Chart and figure data:
= = =

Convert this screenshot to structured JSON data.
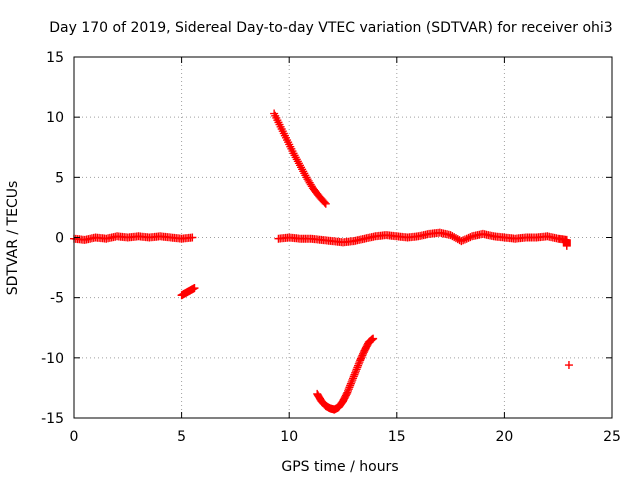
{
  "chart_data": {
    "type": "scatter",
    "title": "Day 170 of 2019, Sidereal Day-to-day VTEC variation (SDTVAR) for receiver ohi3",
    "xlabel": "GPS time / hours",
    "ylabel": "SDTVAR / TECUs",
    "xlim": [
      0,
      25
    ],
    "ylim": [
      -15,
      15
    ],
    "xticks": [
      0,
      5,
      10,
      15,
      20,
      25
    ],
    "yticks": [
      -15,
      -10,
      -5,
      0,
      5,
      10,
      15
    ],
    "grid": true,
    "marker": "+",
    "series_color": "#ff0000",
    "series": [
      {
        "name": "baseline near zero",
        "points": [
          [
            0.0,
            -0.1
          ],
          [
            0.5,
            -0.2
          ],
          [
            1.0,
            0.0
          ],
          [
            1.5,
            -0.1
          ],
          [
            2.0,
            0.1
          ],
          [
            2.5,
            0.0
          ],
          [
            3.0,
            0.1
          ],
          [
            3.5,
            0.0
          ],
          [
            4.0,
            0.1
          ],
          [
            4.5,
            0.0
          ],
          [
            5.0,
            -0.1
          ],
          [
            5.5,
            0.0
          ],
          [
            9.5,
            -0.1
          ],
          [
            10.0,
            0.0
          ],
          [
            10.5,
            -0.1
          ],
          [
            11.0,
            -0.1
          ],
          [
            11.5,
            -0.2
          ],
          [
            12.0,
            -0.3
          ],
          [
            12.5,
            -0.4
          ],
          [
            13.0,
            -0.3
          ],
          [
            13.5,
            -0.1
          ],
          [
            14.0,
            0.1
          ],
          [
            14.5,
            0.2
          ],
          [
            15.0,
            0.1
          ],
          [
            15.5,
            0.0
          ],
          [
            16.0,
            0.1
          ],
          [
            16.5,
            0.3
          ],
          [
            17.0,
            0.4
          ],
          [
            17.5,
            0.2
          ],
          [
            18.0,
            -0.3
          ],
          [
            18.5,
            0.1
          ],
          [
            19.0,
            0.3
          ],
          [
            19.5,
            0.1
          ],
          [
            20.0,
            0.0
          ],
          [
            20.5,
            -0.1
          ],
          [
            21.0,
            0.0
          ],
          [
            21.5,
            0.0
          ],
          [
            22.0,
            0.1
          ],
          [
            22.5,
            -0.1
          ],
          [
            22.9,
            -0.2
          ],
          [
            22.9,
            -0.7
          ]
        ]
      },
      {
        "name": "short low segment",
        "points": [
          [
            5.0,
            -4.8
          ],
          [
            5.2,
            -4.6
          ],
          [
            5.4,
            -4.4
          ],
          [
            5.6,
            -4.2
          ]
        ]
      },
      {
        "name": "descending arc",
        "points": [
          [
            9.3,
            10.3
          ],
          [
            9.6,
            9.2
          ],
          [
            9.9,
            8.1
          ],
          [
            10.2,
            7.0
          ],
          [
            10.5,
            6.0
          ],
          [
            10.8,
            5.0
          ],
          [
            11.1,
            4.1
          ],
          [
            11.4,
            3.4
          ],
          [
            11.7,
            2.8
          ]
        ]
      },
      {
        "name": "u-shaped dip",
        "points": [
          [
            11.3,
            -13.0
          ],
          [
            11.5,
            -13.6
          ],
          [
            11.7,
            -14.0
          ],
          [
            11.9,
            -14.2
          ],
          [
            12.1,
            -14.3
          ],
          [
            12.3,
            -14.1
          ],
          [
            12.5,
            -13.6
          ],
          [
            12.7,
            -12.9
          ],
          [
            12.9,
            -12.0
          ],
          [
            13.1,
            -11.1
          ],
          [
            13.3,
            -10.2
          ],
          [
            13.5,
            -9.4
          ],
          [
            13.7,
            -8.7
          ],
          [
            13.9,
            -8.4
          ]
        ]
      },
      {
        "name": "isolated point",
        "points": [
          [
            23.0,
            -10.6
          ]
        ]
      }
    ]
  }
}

= = =

What you have to do: Say how many lines above contain the string "name". Answer with the number only.

Result of this exercise: 5